THE PROBLEM:
Return all of the data exactly, with nothing left out but the pictures.
........
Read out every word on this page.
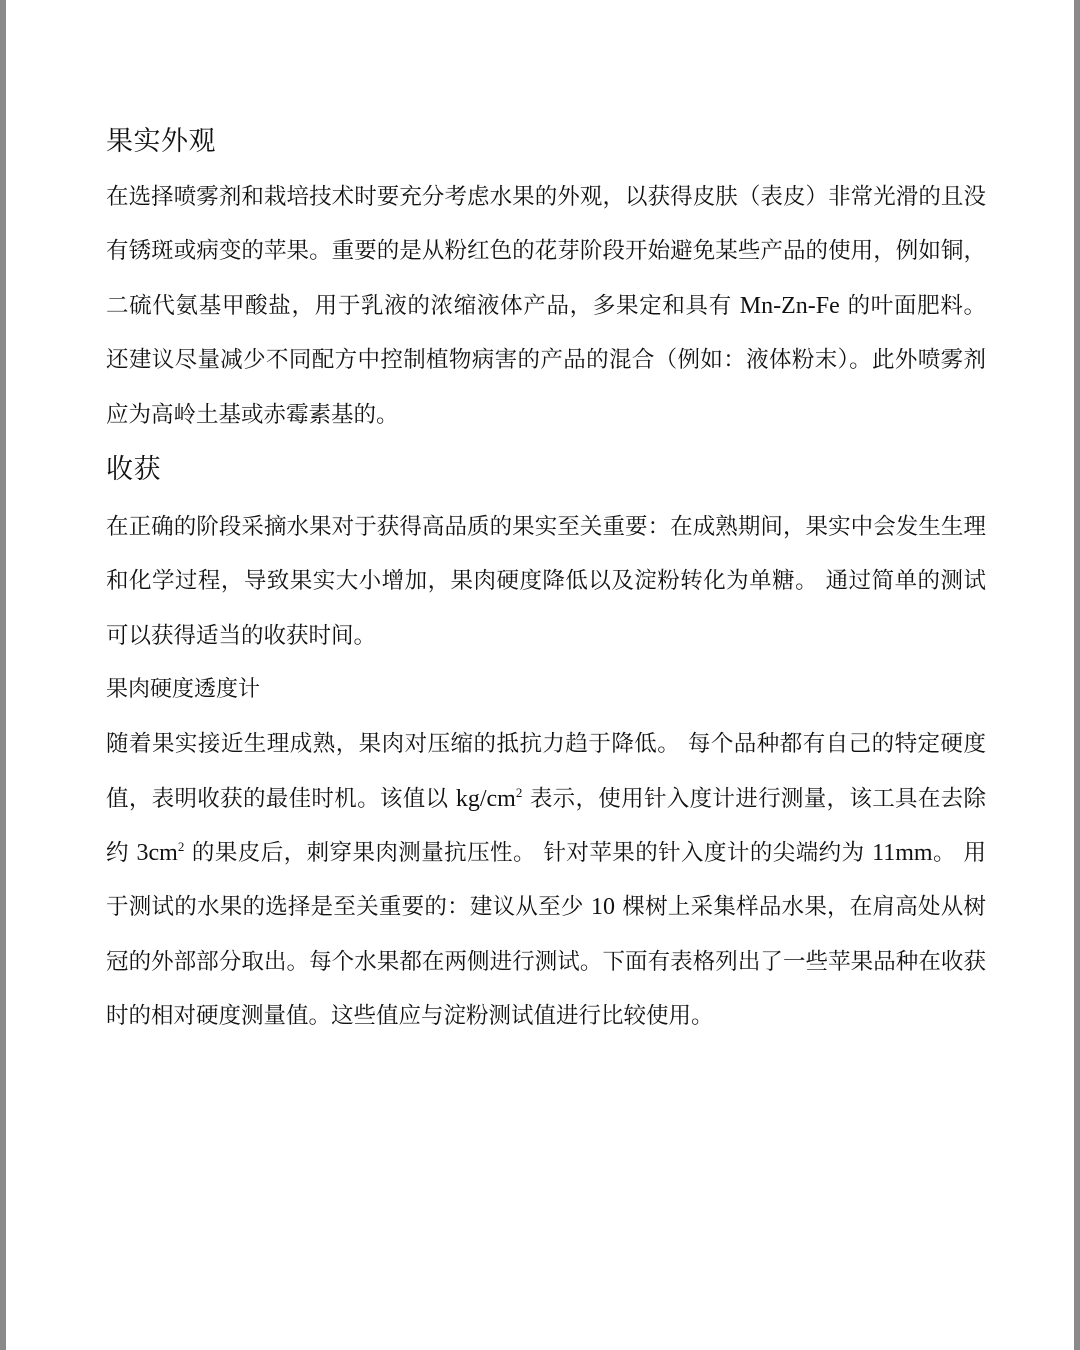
果实外观

在选择喷雾剂和栽培技术时要充分考虑水果的外观，以获得皮肤（表皮）非常光滑的且没有锈斑或病变的苹果。重要的是从粉红色的花芽阶段开始避免某些产品的使用，例如铜，二硫代氨基甲酸盐，用于乳液的浓缩液体产品，多果定和具有 Mn-Zn-Fe 的叶面肥料。 还建议尽量减少不同配方中控制植物病害的产品的混合（例如：液体粉末）。此外喷雾剂应为高岭土基或赤霉素基的。

收获

在正确的阶段采摘水果对于获得高品质的果实至关重要：在成熟期间，果实中会发生生理和化学过程，导致果实大小增加，果肉硬度降低以及淀粉转化为单糖。 通过简单的测试可以获得适当的收获时间。

果肉硬度透度计

随着果实接近生理成熟，果肉对压缩的抵抗力趋于降低。 每个品种都有自己的特定硬度值，表明收获的最佳时机。该值以 $kg/cm^2$ 表示，使用针入度计进行测量，该工具在去除约 $3cm^2$ 的果皮后，刺穿果肉测量抗压性。 针对苹果的针入度计的尖端约为 11mm。 用于测试的水果的选择是至关重要的：建议从至少 10 棵树上采集样品水果，在肩高处从树冠的外部部分取出。每个水果都在两侧进行测试。下面有表格列出了一些苹果品种在收获时的相对硬度测量值。这些值应与淀粉测试值进行比较使用。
........
RESULT OF THE EXERCISE:
Read out every word on this page.
果实外观

在选择喷雾剂和栽培技术时要充分考虑水果的外观，以获得皮肤（表皮）非常光滑的且没有锈斑或病变的苹果。重要的是从粉红色的花芽阶段开始避免某些产品的使用，例如铜，二硫代氨基甲酸盐，用于乳液的浓缩液体产品，多果定和具有 Mn-Zn-Fe 的叶面肥料。 还建议尽量减少不同配方中控制植物病害的产品的混合（例如：液体粉末）。此外喷雾剂应为高岭土基或赤霉素基的。

收获

在正确的阶段采摘水果对于获得高品质的果实至关重要：在成熟期间，果实中会发生生理和化学过程，导致果实大小增加，果肉硬度降低以及淀粉转化为单糖。 通过简单的测试可以获得适当的收获时间。

果肉硬度透度计

随着果实接近生理成熟，果肉对压缩的抵抗力趋于降低。 每个品种都有自己的特定硬度值，表明收获的最佳时机。该值以 $kg/cm^2$ 表示，使用针入度计进行测量，该工具在去除约 $3cm^2$ 的果皮后，刺穿果肉测量抗压性。 针对苹果的针入度计的尖端约为 11mm。 用于测试的水果的选择是至关重要的：建议从至少 10 棵树上采集样品水果，在肩高处从树冠的外部部分取出。每个水果都在两侧进行测试。下面有表格列出了一些苹果品种在收获时的相对硬度测量值。这些值应与淀粉测试值进行比较使用。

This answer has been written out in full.